Stored data:
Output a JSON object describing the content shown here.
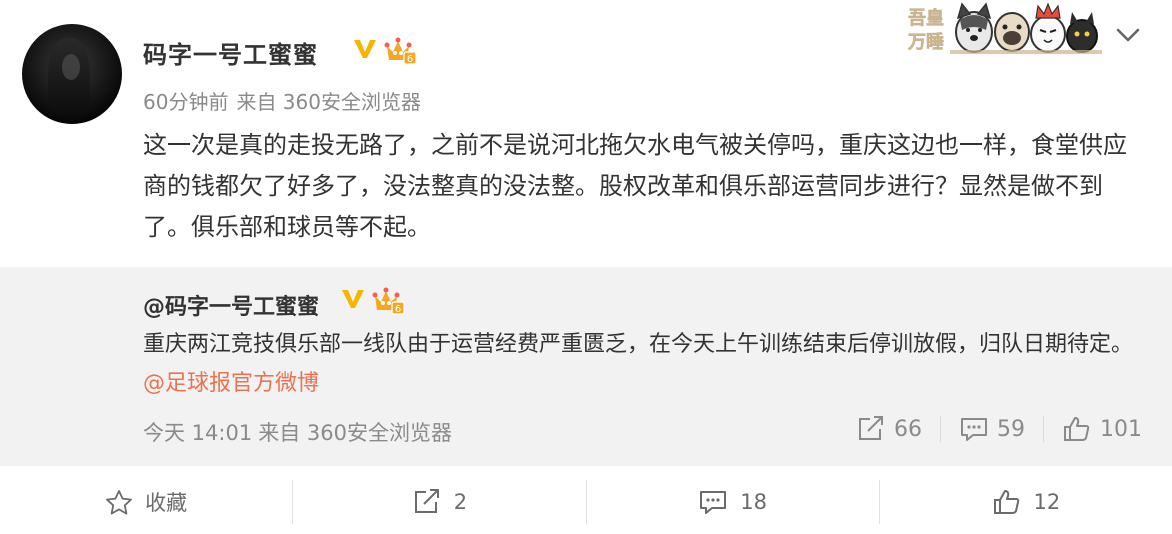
{
  "post": {
    "username": "码字一号工蜜蜜",
    "time": "60分钟前",
    "source": "来自 360安全浏览器",
    "text": "这一次是真的走投无路了，之前不是说河北拖欠水电气被关停吗，重庆这边也一样，食堂供应商的钱都欠了好多了，没法整真的没法整。股权改革和俱乐部运营同步进行？显然是做不到了。俱乐部和球员等不起。"
  },
  "badges": {
    "v_color": "#f7b500",
    "crown_level": "6"
  },
  "decor": {
    "logo_text": "吾皇万睡"
  },
  "repost": {
    "author": "@码字一号工蜜蜜",
    "text": "重庆两江竞技俱乐部一线队由于运营经费严重匮乏，在今天上午训练结束后停训放假，归队日期待定。",
    "mention": "@足球报官方微博",
    "time": "今天 14:01",
    "source": "来自 360安全浏览器",
    "reposts": "66",
    "comments": "59",
    "likes": "101"
  },
  "actions": {
    "favorite_label": "收藏",
    "repost_count": "2",
    "comment_count": "18",
    "like_count": "12"
  },
  "colors": {
    "mention": "#eb7350",
    "repost_bg": "#f2f2f2",
    "meta_text": "#8a8a8a"
  }
}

WHAT YOU WILL DO: Write out every record above exactly as it stands, but leave out the pictures.

RESULT OF THE TASK:
Output a JSON object describing the content shown here.
{
  "post": {
    "username": "码字一号工蜜蜜",
    "time": "60分钟前",
    "source": "来自 360安全浏览器",
    "text": "这一次是真的走投无路了，之前不是说河北拖欠水电气被关停吗，重庆这边也一样，食堂供应商的钱都欠了好多了，没法整真的没法整。股权改革和俱乐部运营同步进行？显然是做不到了。俱乐部和球员等不起。"
  },
  "badges": {
    "v_color": "#f7b500",
    "crown_level": "6"
  },
  "decor": {
    "logo_text": "吾皇万睡"
  },
  "repost": {
    "author": "@码字一号工蜜蜜",
    "text": "重庆两江竞技俱乐部一线队由于运营经费严重匮乏，在今天上午训练结束后停训放假，归队日期待定。",
    "mention": "@足球报官方微博",
    "time": "今天 14:01",
    "source": "来自 360安全浏览器",
    "reposts": "66",
    "comments": "59",
    "likes": "101"
  },
  "actions": {
    "favorite_label": "收藏",
    "repost_count": "2",
    "comment_count": "18",
    "like_count": "12"
  },
  "colors": {
    "mention": "#eb7350",
    "repost_bg": "#f2f2f2",
    "meta_text": "#8a8a8a"
  }
}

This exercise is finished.